- _Problem to solve_:
Find the lines that hold the word "bufet" and return them.

---

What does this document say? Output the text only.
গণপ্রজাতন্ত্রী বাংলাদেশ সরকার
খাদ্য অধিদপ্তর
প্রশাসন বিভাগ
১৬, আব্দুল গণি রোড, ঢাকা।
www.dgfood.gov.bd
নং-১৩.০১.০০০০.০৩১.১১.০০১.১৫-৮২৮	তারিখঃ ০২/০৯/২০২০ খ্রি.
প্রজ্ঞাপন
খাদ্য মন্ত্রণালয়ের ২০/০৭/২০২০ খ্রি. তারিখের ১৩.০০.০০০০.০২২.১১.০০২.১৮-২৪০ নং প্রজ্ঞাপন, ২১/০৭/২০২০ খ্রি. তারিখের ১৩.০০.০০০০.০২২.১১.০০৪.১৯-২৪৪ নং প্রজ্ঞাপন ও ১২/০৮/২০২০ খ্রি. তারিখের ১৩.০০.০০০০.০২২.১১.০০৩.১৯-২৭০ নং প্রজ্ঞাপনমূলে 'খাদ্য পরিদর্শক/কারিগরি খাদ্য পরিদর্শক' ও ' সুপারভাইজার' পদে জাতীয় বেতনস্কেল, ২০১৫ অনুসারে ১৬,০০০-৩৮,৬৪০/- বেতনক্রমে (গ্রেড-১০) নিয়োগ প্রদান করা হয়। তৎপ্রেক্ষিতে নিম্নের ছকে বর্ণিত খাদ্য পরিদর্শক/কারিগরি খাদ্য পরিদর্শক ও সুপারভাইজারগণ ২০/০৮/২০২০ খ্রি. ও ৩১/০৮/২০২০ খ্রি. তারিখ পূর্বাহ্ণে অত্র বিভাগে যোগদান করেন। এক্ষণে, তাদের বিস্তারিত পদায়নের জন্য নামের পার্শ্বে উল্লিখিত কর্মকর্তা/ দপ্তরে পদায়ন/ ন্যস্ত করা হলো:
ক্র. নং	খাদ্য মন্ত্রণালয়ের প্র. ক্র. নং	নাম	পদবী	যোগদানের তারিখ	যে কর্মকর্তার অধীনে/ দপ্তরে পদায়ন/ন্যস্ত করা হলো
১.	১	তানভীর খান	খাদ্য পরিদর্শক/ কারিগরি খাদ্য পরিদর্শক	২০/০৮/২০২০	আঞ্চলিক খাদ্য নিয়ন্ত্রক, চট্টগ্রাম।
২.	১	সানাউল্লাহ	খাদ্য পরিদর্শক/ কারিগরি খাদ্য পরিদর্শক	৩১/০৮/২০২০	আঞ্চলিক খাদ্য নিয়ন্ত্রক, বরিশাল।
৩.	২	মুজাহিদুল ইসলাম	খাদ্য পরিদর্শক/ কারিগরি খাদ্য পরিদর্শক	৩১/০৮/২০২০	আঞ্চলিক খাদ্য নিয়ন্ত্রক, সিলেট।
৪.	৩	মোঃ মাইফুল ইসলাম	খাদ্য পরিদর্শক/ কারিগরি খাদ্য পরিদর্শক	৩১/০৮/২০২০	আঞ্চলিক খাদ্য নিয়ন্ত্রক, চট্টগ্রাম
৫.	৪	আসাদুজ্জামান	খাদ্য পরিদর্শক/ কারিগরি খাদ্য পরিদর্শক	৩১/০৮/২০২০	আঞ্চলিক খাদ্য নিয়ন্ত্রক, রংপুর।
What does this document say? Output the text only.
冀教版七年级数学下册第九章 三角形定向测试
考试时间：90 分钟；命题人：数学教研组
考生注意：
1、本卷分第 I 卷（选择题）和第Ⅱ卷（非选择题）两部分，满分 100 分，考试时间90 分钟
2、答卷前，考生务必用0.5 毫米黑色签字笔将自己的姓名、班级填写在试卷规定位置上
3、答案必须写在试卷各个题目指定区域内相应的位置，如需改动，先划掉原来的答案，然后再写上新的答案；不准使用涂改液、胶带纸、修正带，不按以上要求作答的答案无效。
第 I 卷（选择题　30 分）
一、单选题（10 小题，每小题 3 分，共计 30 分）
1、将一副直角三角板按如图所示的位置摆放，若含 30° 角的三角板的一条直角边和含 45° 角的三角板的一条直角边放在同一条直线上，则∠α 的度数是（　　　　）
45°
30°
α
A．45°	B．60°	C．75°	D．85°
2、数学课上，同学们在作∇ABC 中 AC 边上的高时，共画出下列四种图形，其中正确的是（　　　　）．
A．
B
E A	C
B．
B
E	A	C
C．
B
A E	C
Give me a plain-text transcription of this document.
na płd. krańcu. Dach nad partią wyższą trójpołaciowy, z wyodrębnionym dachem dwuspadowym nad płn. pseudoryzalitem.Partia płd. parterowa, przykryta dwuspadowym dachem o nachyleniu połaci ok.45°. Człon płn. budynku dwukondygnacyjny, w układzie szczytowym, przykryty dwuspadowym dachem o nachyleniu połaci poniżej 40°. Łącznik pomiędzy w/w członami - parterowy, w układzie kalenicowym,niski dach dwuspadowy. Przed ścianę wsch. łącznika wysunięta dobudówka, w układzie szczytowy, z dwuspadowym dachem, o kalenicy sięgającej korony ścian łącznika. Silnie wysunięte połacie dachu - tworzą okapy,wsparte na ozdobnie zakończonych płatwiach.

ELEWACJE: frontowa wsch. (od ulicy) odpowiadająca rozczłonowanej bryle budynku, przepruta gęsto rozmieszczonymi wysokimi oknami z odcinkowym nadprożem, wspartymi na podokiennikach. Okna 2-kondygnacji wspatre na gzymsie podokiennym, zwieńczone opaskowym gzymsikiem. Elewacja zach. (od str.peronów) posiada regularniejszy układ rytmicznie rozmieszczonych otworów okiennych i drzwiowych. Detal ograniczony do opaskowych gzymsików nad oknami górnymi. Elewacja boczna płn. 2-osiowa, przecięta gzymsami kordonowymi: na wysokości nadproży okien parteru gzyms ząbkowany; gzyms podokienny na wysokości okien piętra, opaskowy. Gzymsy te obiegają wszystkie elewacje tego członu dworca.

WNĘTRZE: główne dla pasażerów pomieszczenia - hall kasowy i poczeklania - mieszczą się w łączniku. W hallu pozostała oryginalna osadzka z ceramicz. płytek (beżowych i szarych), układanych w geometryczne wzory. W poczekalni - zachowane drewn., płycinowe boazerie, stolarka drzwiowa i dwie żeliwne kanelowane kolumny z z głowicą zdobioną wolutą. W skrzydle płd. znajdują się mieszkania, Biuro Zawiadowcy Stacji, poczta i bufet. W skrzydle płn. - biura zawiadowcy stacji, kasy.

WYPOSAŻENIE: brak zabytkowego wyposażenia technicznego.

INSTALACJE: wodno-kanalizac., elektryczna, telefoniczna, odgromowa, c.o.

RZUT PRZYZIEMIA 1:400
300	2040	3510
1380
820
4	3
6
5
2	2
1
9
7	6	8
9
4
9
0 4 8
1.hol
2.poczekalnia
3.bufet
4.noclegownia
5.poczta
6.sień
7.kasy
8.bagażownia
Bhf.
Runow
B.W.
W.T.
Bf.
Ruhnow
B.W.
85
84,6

---

- _Correct result_:
WNĘTRZE: główne dla pasażerów pomieszczenia - hall kasowy i poczeklania - mieszczą się w łączniku. W hallu pozostała oryginalna osadzka z ceramicz. płytek (beżowych i szarych), układanych w geometryczne wzory. W poczekalni - zachowane drewn., płycinowe boazerie, stolarka drzwiowa i dwie żeliwne kanelowane kolumny z z głowicą zdobioną wolutą. W skrzydle płd. znajdują się mieszkania, Biuro Zawiadowcy Stacji, poczta i bufet. W skrzydle płn. - biura zawiadowcy stacji, kasy.
3.bufet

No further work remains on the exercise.